## Input data:

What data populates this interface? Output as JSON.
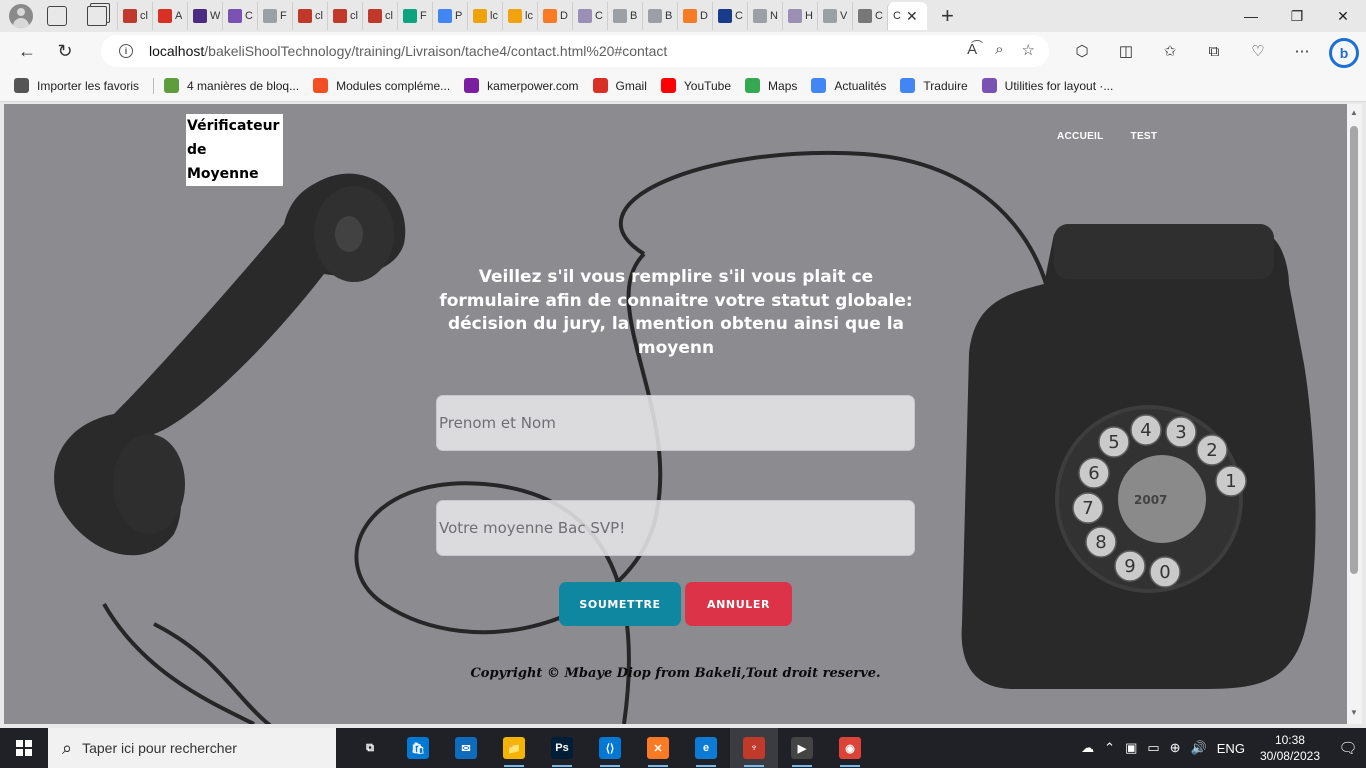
{
  "browser": {
    "tabs": [
      {
        "label": "cl",
        "icon": "pdf-icon",
        "color": "#c0392b"
      },
      {
        "label": "A",
        "icon": "gmail-icon",
        "color": "#d93025"
      },
      {
        "label": "W",
        "icon": "colorlib-icon",
        "color": "#4b2c82"
      },
      {
        "label": "C",
        "icon": "bootstrap-icon",
        "color": "#7952b3"
      },
      {
        "label": "F",
        "icon": "page-icon",
        "color": "#9aa0a6"
      },
      {
        "label": "cl",
        "icon": "pdf-icon",
        "color": "#c0392b"
      },
      {
        "label": "cl",
        "icon": "pdf-icon",
        "color": "#c0392b"
      },
      {
        "label": "cl",
        "icon": "pdf-icon",
        "color": "#c0392b"
      },
      {
        "label": "F",
        "icon": "chatgpt-icon",
        "color": "#10a37f"
      },
      {
        "label": "P",
        "icon": "google-icon",
        "color": "#4285f4"
      },
      {
        "label": "lc",
        "icon": "phpmyadmin-icon",
        "color": "#f0a30a"
      },
      {
        "label": "lc",
        "icon": "phpmyadmin-icon",
        "color": "#f0a30a"
      },
      {
        "label": "D",
        "icon": "xampp-icon",
        "color": "#fb7a24"
      },
      {
        "label": "C",
        "icon": "bootstrap-icon",
        "color": "#9b8fb5"
      },
      {
        "label": "B",
        "icon": "page-icon",
        "color": "#9aa0a6"
      },
      {
        "label": "B",
        "icon": "page-icon",
        "color": "#9aa0a6"
      },
      {
        "label": "D",
        "icon": "xampp-icon",
        "color": "#fb7a24"
      },
      {
        "label": "C",
        "icon": "w3-icon",
        "color": "#1a3a8a"
      },
      {
        "label": "N",
        "icon": "page-icon",
        "color": "#9aa0a6"
      },
      {
        "label": "H",
        "icon": "bootstrap-icon",
        "color": "#9b8fb5"
      },
      {
        "label": "V",
        "icon": "page-icon",
        "color": "#9aa0a6"
      },
      {
        "label": "C",
        "icon": "globe-icon",
        "color": "#777777"
      }
    ],
    "active_tab": {
      "label": "C",
      "close": "✕"
    },
    "new_tab": "+",
    "window_controls": {
      "minimize": "—",
      "restore": "❐",
      "close": "✕"
    },
    "url": {
      "host": "localhost",
      "path": "/bakeliShoolTechnology/training/Livraison/tache4/contact.html%20#contact"
    },
    "bookmarks": [
      {
        "label": "Importer les favoris",
        "color": "#555555"
      },
      {
        "label": "4 manières de bloq...",
        "color": "#5e9d3c"
      },
      {
        "label": "Modules compléme...",
        "color": "#f25022"
      },
      {
        "label": "kamerpower.com",
        "color": "#7a1fa2"
      },
      {
        "label": "Gmail",
        "color": "#d93025"
      },
      {
        "label": "YouTube",
        "color": "#ff0000"
      },
      {
        "label": "Maps",
        "color": "#34a853"
      },
      {
        "label": "Actualités",
        "color": "#4285f4"
      },
      {
        "label": "Traduire",
        "color": "#4285f4"
      },
      {
        "label": "Utilities for layout ·...",
        "color": "#7952b3"
      }
    ]
  },
  "page": {
    "brand": "Vérificateur de Moyenne",
    "nav": [
      "ACCUEIL",
      "TEST"
    ],
    "headline": "Veillez s'il vous remplire s'il vous plait ce formulaire afin de connaitre votre statut globale: décision du jury, la mention obtenu ainsi que la moyenn",
    "name_placeholder": "Prenom et Nom",
    "average_placeholder": "Votre moyenne Bac SVP!",
    "submit_label": "SOUMETTRE",
    "cancel_label": "ANNULER",
    "copyright": "Copyright © Mbaye Diop from Bakeli,Tout droit reserve.",
    "colors": {
      "submit": "#0f87a0",
      "cancel": "#dc3348",
      "overlay": "#8d8d90"
    }
  },
  "taskbar": {
    "search_placeholder": "Taper ici pour rechercher",
    "apps": [
      {
        "name": "task-view",
        "color": "#1f2126",
        "glyph": "⧉"
      },
      {
        "name": "store",
        "color": "#0078d4",
        "glyph": "🛍"
      },
      {
        "name": "mail",
        "color": "#0f6cbd",
        "glyph": "✉"
      },
      {
        "name": "file-explorer",
        "color": "#f4b400",
        "glyph": "📁"
      },
      {
        "name": "photoshop",
        "color": "#001e36",
        "glyph": "Ps"
      },
      {
        "name": "vscode",
        "color": "#0078d4",
        "glyph": "⟨⟩"
      },
      {
        "name": "xampp",
        "color": "#fb7a24",
        "glyph": "✕"
      },
      {
        "name": "edge",
        "color": "#0c7bd6",
        "glyph": "e"
      },
      {
        "name": "tool",
        "color": "#c0392b",
        "glyph": "♆"
      },
      {
        "name": "media-player",
        "color": "#444444",
        "glyph": "▶"
      },
      {
        "name": "chrome",
        "color": "#db4437",
        "glyph": "◉"
      }
    ],
    "language": "ENG",
    "time": "10:38",
    "date": "30/08/2023"
  }
}
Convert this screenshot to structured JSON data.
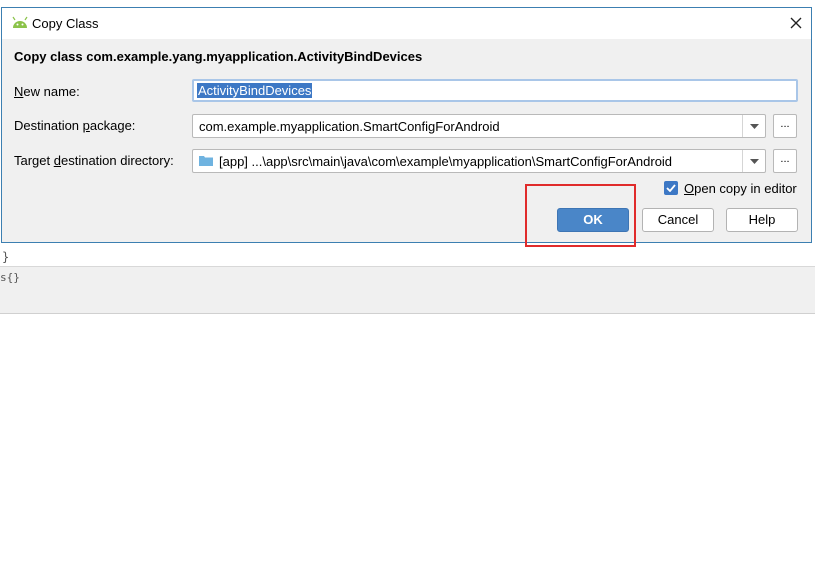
{
  "background": {
    "brace": "}",
    "bar_text": "s{}"
  },
  "dialog": {
    "title": "Copy Class",
    "header": "Copy class com.example.yang.myapplication.ActivityBindDevices",
    "new_name": {
      "label_prefix": "",
      "label_mnemonic": "N",
      "label_rest": "ew name:",
      "value": "ActivityBindDevices"
    },
    "destination_package": {
      "label_prefix": "Destination ",
      "label_mnemonic": "p",
      "label_rest": "ackage:",
      "value": "com.example.myapplication.SmartConfigForAndroid",
      "browse_label": "..."
    },
    "target_directory": {
      "label_prefix": "Target ",
      "label_mnemonic": "d",
      "label_rest": "estination directory:",
      "value": "[app] ...\\app\\src\\main\\java\\com\\example\\myapplication\\SmartConfigForAndroid",
      "browse_label": "..."
    },
    "open_copy": {
      "mnemonic": "O",
      "rest": "pen copy in editor",
      "checked": true
    },
    "buttons": {
      "ok": "OK",
      "cancel": "Cancel",
      "help": "Help"
    }
  },
  "colors": {
    "accent": "#4a86c8",
    "highlight": "#e02b2b",
    "android_green": "#8bc34a",
    "folder": "#6fb3e0"
  },
  "icons": {
    "title": "android-icon",
    "close": "close-icon",
    "dropdown": "chevron-down-icon",
    "folder": "folder-icon",
    "check": "checkmark-icon"
  }
}
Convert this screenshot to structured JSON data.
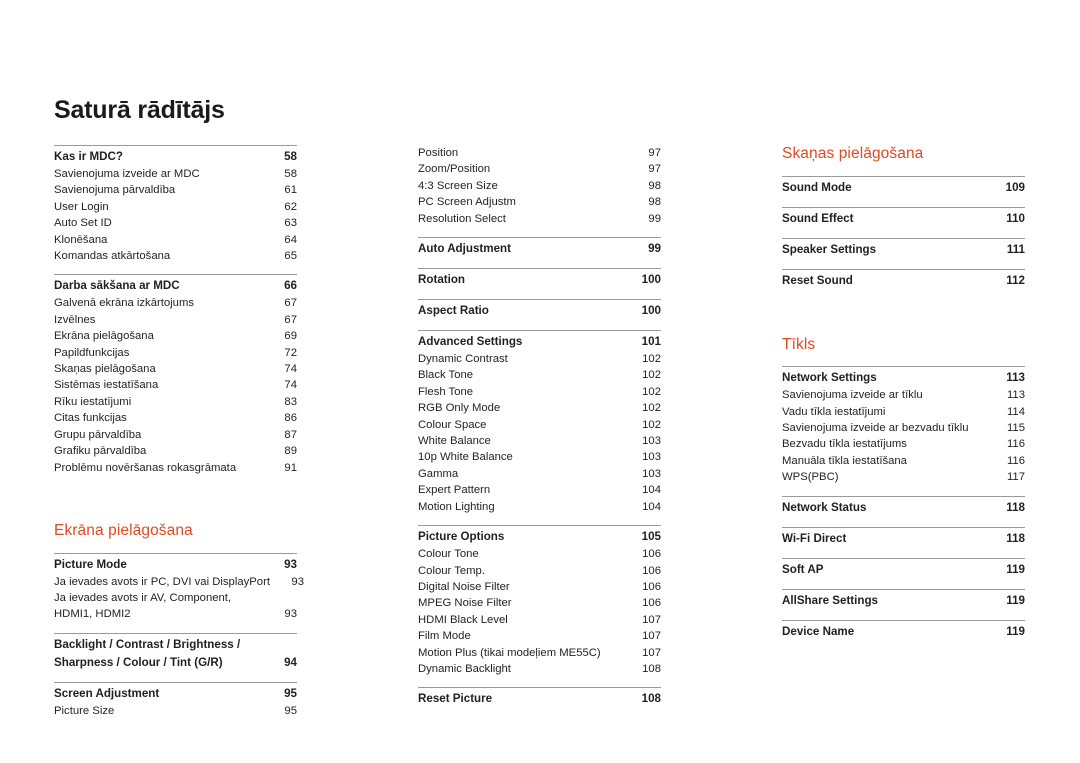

## Exercise instructions:
Strip out the images, then output the records above word for word.

## Answer to the exercise:
What data populates this interface? Output as JSON.
{
  "browser": {
    "tabs": [
      {
        "label": "cl",
        "icon": "pdf-icon",
        "color": "#c0392b"
      },
      {
        "label": "A",
        "icon": "gmail-icon",
        "color": "#d93025"
      },
      {
        "label": "W",
        "icon": "colorlib-icon",
        "color": "#4b2c82"
      },
      {
        "label": "C",
        "icon": "bootstrap-icon",
        "color": "#7952b3"
      },
      {
        "label": "F",
        "icon": "page-icon",
        "color": "#9aa0a6"
      },
      {
        "label": "cl",
        "icon": "pdf-icon",
        "color": "#c0392b"
      },
      {
        "label": "cl",
        "icon": "pdf-icon",
        "color": "#c0392b"
      },
      {
        "label": "cl",
        "icon": "pdf-icon",
        "color": "#c0392b"
      },
      {
        "label": "F",
        "icon": "chatgpt-icon",
        "color": "#10a37f"
      },
      {
        "label": "P",
        "icon": "google-icon",
        "color": "#4285f4"
      },
      {
        "label": "lc",
        "icon": "phpmyadmin-icon",
        "color": "#f0a30a"
      },
      {
        "label": "lc",
        "icon": "phpmyadmin-icon",
        "color": "#f0a30a"
      },
      {
        "label": "D",
        "icon": "xampp-icon",
        "color": "#fb7a24"
      },
      {
        "label": "C",
        "icon": "bootstrap-icon",
        "color": "#9b8fb5"
      },
      {
        "label": "B",
        "icon": "page-icon",
        "color": "#9aa0a6"
      },
      {
        "label": "B",
        "icon": "page-icon",
        "color": "#9aa0a6"
      },
      {
        "label": "D",
        "icon": "xampp-icon",
        "color": "#fb7a24"
      },
      {
        "label": "C",
        "icon": "w3-icon",
        "color": "#1a3a8a"
      },
      {
        "label": "N",
        "icon": "page-icon",
        "color": "#9aa0a6"
      },
      {
        "label": "H",
        "icon": "bootstrap-icon",
        "color": "#9b8fb5"
      },
      {
        "label": "V",
        "icon": "page-icon",
        "color": "#9aa0a6"
      },
      {
        "label": "C",
        "icon": "globe-icon",
        "color": "#777777"
      }
    ],
    "active_tab": {
      "label": "C",
      "close": "✕"
    },
    "new_tab": "+",
    "window_controls": {
      "minimize": "—",
      "restore": "❐",
      "close": "✕"
    },
    "url": {
      "host": "localhost",
      "path": "/bakeliShoolTechnology/training/Livraison/tache4/contact.html%20#contact"
    },
    "bookmarks": [
      {
        "label": "Importer les favoris",
        "color": "#555555"
      },
      {
        "label": "4 manières de bloq...",
        "color": "#5e9d3c"
      },
      {
        "label": "Modules compléme...",
        "color": "#f25022"
      },
      {
        "label": "kamerpower.com",
        "color": "#7a1fa2"
      },
      {
        "label": "Gmail",
        "color": "#d93025"
      },
      {
        "label": "YouTube",
        "color": "#ff0000"
      },
      {
        "label": "Maps",
        "color": "#34a853"
      },
      {
        "label": "Actualités",
        "color": "#4285f4"
      },
      {
        "label": "Traduire",
        "color": "#4285f4"
      },
      {
        "label": "Utilities for layout ·...",
        "color": "#7952b3"
      }
    ]
  },
  "page": {
    "brand": "Vérificateur de Moyenne",
    "nav": [
      "ACCUEIL",
      "TEST"
    ],
    "headline": "Veillez s'il vous remplire s'il vous plait ce formulaire afin de connaitre votre statut globale: décision du jury, la mention obtenu ainsi que la moyenn",
    "name_placeholder": "Prenom et Nom",
    "average_placeholder": "Votre moyenne Bac SVP!",
    "submit_label": "SOUMETTRE",
    "cancel_label": "ANNULER",
    "copyright": "Copyright © Mbaye Diop from Bakeli,Tout droit reserve.",
    "colors": {
      "submit": "#0f87a0",
      "cancel": "#dc3348",
      "overlay": "#8d8d90"
    }
  },
  "taskbar": {
    "search_placeholder": "Taper ici pour rechercher",
    "apps": [
      {
        "name": "task-view",
        "color": "#1f2126",
        "glyph": "⧉"
      },
      {
        "name": "store",
        "color": "#0078d4",
        "glyph": "🛍"
      },
      {
        "name": "mail",
        "color": "#0f6cbd",
        "glyph": "✉"
      },
      {
        "name": "file-explorer",
        "color": "#f4b400",
        "glyph": "📁"
      },
      {
        "name": "photoshop",
        "color": "#001e36",
        "glyph": "Ps"
      },
      {
        "name": "vscode",
        "color": "#0078d4",
        "glyph": "⟨⟩"
      },
      {
        "name": "xampp",
        "color": "#fb7a24",
        "glyph": "✕"
      },
      {
        "name": "edge",
        "color": "#0c7bd6",
        "glyph": "e"
      },
      {
        "name": "tool",
        "color": "#c0392b",
        "glyph": "♆"
      },
      {
        "name": "media-player",
        "color": "#444444",
        "glyph": "▶"
      },
      {
        "name": "chrome",
        "color": "#db4437",
        "glyph": "◉"
      }
    ],
    "language": "ENG",
    "time": "10:38",
    "date": "30/08/2023"
  }
}
Convert this screenshot to structured JSON data.
{
  "background": {
    "brace": "}",
    "bar_text": "s{}"
  },
  "dialog": {
    "title": "Copy Class",
    "header": "Copy class com.example.yang.myapplication.ActivityBindDevices",
    "new_name": {
      "label_prefix": "",
      "label_mnemonic": "N",
      "label_rest": "ew name:",
      "value": "ActivityBindDevices"
    },
    "destination_package": {
      "label_prefix": "Destination ",
      "label_mnemonic": "p",
      "label_rest": "ackage:",
      "value": "com.example.myapplication.SmartConfigForAndroid",
      "browse_label": "..."
    },
    "target_directory": {
      "label_prefix": "Target ",
      "label_mnemonic": "d",
      "label_rest": "estination directory:",
      "value": "[app] ...\\app\\src\\main\\java\\com\\example\\myapplication\\SmartConfigForAndroid",
      "browse_label": "..."
    },
    "open_copy": {
      "mnemonic": "O",
      "rest": "pen copy in editor",
      "checked": true
    },
    "buttons": {
      "ok": "OK",
      "cancel": "Cancel",
      "help": "Help"
    }
  },
  "colors": {
    "accent": "#4a86c8",
    "highlight": "#e02b2b",
    "android_green": "#8bc34a",
    "folder": "#6fb3e0"
  },
  "icons": {
    "title": "android-icon",
    "close": "close-icon",
    "dropdown": "chevron-down-icon",
    "folder": "folder-icon",
    "check": "checkmark-icon"
  }
}
Convert this screenshot to structured JSON data.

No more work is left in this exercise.